** Requirements **
Write out every entry exactly as it appears.

** Exercise input **
start

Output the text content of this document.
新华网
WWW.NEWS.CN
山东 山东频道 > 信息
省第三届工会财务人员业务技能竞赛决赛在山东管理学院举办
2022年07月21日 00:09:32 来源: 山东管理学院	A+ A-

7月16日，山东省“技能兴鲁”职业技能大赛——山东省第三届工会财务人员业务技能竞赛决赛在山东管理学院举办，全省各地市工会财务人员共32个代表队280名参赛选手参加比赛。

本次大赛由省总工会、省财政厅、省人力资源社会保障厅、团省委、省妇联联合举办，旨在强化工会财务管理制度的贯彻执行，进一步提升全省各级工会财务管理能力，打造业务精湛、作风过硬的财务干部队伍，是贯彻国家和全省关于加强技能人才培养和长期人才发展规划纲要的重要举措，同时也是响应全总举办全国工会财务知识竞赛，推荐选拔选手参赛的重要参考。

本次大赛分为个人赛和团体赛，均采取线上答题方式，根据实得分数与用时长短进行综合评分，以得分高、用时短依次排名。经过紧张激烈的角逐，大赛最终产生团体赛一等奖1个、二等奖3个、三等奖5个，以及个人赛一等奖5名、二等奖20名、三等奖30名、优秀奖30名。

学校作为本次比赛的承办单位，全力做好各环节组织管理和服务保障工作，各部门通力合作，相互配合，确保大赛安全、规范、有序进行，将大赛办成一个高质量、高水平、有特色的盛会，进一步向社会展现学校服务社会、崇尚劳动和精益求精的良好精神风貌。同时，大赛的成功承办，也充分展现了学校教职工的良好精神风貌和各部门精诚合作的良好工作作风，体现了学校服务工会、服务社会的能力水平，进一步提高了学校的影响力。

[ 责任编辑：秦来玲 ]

end

** Answer below **
Output the text content of this document.
新华网
WWW.NEWS.CN
山东 山东频道 > 信息
省第三届工会财务人员业务技能竞赛决赛在山东管理学院举办
2022年07月21日 00:09:32 来源: 山东管理学院	A+ A-

7月16日，山东省“技能兴鲁”职业技能大赛——山东省第三届工会财务人员业务技能竞赛决赛在山东管理学院举办，全省各地市工会财务人员共32个代表队280名参赛选手参加比赛。

本次大赛由省总工会、省财政厅、省人力资源社会保障厅、团省委、省妇联联合举办，旨在强化工会财务管理制度的贯彻执行，进一步提升全省各级工会财务管理能力，打造业务精湛、作风过硬的财务干部队伍，是贯彻国家和全省关于加强技能人才培养和长期人才发展规划纲要的重要举措，同时也是响应全总举办全国工会财务知识竞赛，推荐选拔选手参赛的重要参考。

本次大赛分为个人赛和团体赛，均采取线上答题方式，根据实得分数与用时长短进行综合评分，以得分高、用时短依次排名。经过紧张激烈的角逐，大赛最终产生团体赛一等奖1个、二等奖3个、三等奖5个，以及个人赛一等奖5名、二等奖20名、三等奖30名、优秀奖30名。

学校作为本次比赛的承办单位，全力做好各环节组织管理和服务保障工作，各部门通力合作，相互配合，确保大赛安全、规范、有序进行，将大赛办成一个高质量、高水平、有特色的盛会，进一步向社会展现学校服务社会、崇尚劳动和精益求精的良好精神风貌。同时，大赛的成功承办，也充分展现了学校教职工的良好精神风貌和各部门精诚合作的良好工作作风，体现了学校服务工会、服务社会的能力水平，进一步提高了学校的影响力。

[ 责任编辑：秦来玲 ]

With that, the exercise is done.